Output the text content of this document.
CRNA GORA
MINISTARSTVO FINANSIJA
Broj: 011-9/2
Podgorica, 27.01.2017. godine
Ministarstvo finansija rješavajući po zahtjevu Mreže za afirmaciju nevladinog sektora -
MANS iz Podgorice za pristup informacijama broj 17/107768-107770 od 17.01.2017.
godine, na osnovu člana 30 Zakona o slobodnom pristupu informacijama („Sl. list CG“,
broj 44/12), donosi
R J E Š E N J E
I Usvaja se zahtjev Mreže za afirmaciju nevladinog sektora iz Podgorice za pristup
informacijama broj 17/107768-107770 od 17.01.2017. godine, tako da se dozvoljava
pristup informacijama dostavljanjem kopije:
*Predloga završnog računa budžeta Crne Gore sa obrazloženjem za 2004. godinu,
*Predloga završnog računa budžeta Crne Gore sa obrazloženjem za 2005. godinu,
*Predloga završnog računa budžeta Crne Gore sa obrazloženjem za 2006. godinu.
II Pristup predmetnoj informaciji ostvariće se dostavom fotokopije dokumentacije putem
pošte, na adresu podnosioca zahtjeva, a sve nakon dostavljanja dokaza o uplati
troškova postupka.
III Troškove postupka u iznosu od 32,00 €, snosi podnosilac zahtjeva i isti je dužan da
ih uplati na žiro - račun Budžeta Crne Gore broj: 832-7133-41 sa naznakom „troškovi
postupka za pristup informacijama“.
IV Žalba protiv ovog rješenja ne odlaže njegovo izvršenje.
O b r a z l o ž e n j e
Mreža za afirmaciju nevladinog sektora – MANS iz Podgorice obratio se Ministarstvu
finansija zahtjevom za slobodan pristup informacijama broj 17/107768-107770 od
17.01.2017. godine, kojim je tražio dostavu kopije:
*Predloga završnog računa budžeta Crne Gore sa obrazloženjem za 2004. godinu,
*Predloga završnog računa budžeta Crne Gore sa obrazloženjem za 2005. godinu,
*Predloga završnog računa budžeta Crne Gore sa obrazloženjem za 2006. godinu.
...
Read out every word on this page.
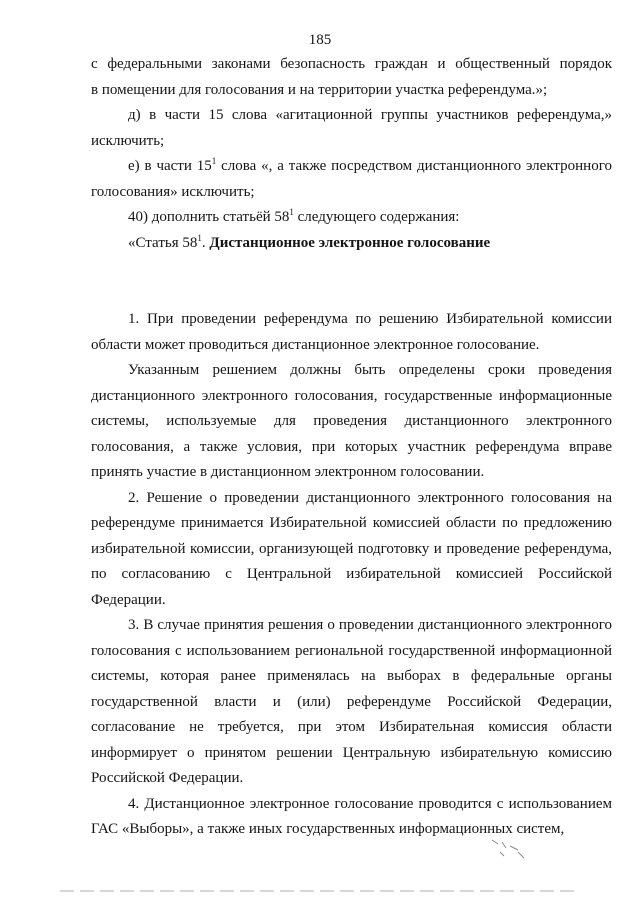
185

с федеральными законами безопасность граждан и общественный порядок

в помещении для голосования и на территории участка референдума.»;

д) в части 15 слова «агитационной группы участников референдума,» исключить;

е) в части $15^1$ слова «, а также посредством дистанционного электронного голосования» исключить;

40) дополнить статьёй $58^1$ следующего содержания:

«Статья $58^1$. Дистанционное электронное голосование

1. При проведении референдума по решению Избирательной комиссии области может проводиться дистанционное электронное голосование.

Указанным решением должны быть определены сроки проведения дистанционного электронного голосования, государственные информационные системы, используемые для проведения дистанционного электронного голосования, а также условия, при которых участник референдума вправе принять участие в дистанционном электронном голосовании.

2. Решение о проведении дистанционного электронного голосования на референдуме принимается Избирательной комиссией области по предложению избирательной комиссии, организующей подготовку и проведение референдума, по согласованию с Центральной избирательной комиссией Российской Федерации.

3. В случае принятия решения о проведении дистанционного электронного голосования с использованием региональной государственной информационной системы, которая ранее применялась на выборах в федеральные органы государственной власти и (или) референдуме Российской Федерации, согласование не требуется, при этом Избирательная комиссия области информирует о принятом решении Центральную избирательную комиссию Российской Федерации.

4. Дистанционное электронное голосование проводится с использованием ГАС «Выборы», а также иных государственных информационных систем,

## [Short problem]
From the entries above, return each line with the word "электронное" in it.

## [Exercise answer]
«Статья $58^1$. Дистанционное электронное голосование
1. При проведении референдума по решению Избирательной комиссии области может проводиться дистанционное электронное голосование.
4. Дистанционное электронное голосование проводится с использованием ГАС «Выборы», а также иных государственных информационных систем,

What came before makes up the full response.